What this task involves: From the material below, list every line containing "Events".

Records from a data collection
★ ★ ★ ★ ★ ★ ★
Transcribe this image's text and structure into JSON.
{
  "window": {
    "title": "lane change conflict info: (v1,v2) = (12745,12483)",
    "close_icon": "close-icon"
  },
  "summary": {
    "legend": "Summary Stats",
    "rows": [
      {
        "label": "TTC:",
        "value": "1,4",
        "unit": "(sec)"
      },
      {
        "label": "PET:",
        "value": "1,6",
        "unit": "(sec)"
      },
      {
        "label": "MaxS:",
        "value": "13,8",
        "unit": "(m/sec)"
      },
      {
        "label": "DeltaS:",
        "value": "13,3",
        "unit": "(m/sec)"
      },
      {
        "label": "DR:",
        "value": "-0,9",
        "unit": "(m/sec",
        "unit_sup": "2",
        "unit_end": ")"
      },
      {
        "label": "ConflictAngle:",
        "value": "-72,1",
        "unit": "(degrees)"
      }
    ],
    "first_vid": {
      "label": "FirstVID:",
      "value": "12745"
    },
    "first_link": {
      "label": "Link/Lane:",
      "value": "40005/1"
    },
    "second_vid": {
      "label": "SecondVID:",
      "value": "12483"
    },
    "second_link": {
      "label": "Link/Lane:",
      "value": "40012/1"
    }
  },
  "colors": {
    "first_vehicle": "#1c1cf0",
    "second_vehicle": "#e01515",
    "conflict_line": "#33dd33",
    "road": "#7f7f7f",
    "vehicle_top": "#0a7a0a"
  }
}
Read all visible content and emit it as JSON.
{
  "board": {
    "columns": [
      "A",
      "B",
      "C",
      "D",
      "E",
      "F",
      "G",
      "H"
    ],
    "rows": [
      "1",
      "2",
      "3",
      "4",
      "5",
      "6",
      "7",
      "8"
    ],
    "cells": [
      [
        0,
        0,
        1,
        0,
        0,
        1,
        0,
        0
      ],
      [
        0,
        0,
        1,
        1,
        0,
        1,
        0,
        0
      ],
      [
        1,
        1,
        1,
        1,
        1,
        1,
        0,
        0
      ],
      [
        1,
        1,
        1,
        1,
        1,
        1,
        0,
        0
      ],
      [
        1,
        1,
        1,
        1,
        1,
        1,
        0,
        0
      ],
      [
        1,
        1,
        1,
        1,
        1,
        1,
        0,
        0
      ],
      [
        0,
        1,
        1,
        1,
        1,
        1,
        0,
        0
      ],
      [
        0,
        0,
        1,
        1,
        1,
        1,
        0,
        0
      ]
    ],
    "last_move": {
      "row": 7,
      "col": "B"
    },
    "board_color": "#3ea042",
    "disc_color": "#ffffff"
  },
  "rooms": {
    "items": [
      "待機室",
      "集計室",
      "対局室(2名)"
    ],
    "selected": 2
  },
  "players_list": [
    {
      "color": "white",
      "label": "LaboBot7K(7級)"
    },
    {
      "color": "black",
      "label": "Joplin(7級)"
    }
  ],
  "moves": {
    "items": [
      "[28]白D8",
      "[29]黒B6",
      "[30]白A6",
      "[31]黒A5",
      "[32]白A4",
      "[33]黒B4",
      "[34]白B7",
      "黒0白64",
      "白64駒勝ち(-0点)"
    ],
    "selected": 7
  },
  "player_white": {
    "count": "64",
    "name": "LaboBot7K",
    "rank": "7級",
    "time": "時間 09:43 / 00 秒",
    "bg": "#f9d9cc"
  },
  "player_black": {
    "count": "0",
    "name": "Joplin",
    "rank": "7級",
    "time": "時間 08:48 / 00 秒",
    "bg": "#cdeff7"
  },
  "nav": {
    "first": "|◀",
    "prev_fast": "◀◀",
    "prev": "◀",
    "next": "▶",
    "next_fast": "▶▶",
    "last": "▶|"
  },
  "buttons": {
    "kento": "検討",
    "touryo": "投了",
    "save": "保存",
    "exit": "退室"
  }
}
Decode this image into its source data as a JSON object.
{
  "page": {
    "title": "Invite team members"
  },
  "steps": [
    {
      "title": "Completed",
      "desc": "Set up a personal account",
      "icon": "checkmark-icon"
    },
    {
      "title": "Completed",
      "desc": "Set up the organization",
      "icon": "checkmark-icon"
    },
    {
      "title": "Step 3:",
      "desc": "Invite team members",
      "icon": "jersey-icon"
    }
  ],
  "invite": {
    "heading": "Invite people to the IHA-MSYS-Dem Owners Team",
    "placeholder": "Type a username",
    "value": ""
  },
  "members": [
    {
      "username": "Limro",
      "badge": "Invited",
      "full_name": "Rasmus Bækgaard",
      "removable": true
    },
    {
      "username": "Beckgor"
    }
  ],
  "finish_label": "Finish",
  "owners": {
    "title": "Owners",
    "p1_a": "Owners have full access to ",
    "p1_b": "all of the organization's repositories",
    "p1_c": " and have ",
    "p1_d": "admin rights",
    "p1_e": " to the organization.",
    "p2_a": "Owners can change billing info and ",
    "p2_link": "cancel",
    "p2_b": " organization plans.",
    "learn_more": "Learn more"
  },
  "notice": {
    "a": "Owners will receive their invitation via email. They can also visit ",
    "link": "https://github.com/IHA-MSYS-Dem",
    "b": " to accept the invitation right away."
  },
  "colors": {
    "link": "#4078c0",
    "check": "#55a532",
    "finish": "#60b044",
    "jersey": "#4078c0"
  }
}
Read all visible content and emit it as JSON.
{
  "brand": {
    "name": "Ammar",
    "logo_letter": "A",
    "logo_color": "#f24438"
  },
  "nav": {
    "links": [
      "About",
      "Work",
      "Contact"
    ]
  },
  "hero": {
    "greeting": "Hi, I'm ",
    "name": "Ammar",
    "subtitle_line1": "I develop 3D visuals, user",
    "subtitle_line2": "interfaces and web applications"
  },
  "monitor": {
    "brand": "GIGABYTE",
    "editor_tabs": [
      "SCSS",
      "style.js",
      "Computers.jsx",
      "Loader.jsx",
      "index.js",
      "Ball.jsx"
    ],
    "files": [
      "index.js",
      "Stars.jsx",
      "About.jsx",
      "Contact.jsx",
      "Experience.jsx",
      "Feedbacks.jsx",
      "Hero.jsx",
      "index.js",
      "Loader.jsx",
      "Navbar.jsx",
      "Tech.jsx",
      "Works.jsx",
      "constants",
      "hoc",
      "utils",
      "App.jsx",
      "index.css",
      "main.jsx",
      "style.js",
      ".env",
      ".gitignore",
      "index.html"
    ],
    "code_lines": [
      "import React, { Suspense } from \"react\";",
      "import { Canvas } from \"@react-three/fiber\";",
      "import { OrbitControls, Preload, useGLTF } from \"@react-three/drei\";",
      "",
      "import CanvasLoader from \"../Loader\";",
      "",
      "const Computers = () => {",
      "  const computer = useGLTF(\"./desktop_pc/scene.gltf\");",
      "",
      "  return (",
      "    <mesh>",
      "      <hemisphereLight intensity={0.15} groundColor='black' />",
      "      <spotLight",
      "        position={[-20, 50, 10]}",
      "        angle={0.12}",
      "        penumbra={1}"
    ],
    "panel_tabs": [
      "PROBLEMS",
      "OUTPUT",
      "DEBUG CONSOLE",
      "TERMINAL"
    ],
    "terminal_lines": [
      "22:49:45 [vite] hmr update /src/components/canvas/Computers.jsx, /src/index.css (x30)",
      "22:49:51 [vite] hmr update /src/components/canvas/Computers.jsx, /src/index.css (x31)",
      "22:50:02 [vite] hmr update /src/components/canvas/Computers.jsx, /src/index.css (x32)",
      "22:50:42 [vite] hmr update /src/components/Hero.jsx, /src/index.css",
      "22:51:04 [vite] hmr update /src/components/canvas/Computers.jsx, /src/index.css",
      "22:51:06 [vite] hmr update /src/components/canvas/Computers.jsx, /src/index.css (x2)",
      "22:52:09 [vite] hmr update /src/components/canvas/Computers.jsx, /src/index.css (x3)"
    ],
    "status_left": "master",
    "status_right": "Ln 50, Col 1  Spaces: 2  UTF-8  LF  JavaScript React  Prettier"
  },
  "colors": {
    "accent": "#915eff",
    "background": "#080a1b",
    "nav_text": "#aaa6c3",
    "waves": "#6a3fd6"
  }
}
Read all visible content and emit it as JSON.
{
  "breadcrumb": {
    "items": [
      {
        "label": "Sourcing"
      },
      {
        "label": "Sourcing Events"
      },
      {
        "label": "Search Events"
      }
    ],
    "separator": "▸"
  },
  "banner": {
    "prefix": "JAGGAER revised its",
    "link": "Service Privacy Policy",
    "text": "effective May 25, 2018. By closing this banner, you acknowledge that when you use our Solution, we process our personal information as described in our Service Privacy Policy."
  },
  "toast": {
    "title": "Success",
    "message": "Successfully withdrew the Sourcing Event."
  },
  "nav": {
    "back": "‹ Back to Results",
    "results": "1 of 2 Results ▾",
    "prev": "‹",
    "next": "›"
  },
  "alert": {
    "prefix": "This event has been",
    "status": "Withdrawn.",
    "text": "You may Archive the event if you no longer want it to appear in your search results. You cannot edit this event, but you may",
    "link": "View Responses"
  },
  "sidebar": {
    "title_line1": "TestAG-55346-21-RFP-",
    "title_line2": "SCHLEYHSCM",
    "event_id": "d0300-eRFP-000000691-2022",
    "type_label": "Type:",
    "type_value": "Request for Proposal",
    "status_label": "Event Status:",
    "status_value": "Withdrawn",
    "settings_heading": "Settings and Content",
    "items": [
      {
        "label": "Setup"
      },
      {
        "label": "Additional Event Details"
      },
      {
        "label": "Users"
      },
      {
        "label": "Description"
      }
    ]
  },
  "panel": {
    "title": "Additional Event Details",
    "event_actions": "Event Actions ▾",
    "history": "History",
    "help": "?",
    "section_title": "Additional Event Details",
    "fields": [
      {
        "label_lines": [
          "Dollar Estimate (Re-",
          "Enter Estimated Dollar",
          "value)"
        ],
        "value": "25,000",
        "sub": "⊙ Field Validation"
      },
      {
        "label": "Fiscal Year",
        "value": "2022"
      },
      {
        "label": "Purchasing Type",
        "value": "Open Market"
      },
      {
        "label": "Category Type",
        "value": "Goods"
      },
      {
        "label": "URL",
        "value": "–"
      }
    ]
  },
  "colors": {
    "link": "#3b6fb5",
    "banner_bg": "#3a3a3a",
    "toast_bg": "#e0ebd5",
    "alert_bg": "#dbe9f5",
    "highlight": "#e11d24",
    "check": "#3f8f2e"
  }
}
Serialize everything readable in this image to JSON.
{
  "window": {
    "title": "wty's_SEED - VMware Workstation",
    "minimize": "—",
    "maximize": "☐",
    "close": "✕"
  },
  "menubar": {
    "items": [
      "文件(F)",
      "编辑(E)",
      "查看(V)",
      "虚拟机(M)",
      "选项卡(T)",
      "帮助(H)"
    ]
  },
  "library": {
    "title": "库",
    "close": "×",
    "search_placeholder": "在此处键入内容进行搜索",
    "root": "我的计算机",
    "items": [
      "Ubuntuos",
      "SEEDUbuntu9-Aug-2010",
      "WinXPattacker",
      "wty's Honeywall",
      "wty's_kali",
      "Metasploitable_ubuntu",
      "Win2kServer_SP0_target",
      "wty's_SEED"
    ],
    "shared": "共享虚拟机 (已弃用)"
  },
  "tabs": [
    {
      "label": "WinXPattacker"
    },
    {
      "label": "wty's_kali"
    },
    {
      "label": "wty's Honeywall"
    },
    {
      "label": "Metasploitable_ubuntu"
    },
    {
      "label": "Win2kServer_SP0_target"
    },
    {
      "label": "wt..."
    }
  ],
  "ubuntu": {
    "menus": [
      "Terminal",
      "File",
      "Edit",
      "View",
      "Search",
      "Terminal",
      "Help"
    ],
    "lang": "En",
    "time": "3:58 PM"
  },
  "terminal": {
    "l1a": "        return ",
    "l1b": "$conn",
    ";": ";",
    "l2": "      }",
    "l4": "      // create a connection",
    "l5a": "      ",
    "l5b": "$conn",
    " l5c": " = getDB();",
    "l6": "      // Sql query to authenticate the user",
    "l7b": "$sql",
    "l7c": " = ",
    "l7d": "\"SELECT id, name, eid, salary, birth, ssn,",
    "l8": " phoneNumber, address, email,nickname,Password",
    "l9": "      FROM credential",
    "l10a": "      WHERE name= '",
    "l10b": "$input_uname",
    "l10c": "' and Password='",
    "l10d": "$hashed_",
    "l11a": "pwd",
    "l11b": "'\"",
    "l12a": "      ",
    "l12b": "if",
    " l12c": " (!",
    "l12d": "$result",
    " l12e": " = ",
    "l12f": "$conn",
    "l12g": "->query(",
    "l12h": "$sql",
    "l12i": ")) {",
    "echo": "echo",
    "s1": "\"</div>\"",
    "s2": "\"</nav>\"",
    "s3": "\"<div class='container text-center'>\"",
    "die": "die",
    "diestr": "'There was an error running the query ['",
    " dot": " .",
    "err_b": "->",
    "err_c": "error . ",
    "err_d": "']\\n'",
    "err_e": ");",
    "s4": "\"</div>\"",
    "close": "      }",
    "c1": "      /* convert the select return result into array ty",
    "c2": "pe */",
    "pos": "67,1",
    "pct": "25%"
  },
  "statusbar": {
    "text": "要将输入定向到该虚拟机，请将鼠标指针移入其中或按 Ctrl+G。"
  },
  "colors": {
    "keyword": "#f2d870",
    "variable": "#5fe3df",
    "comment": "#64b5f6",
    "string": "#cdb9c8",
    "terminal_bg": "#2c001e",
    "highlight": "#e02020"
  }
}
★ ★ ★ ★ ★ ★ ★
Full answer:
        "label": "Sourcing Events"
        "label": "Search Events"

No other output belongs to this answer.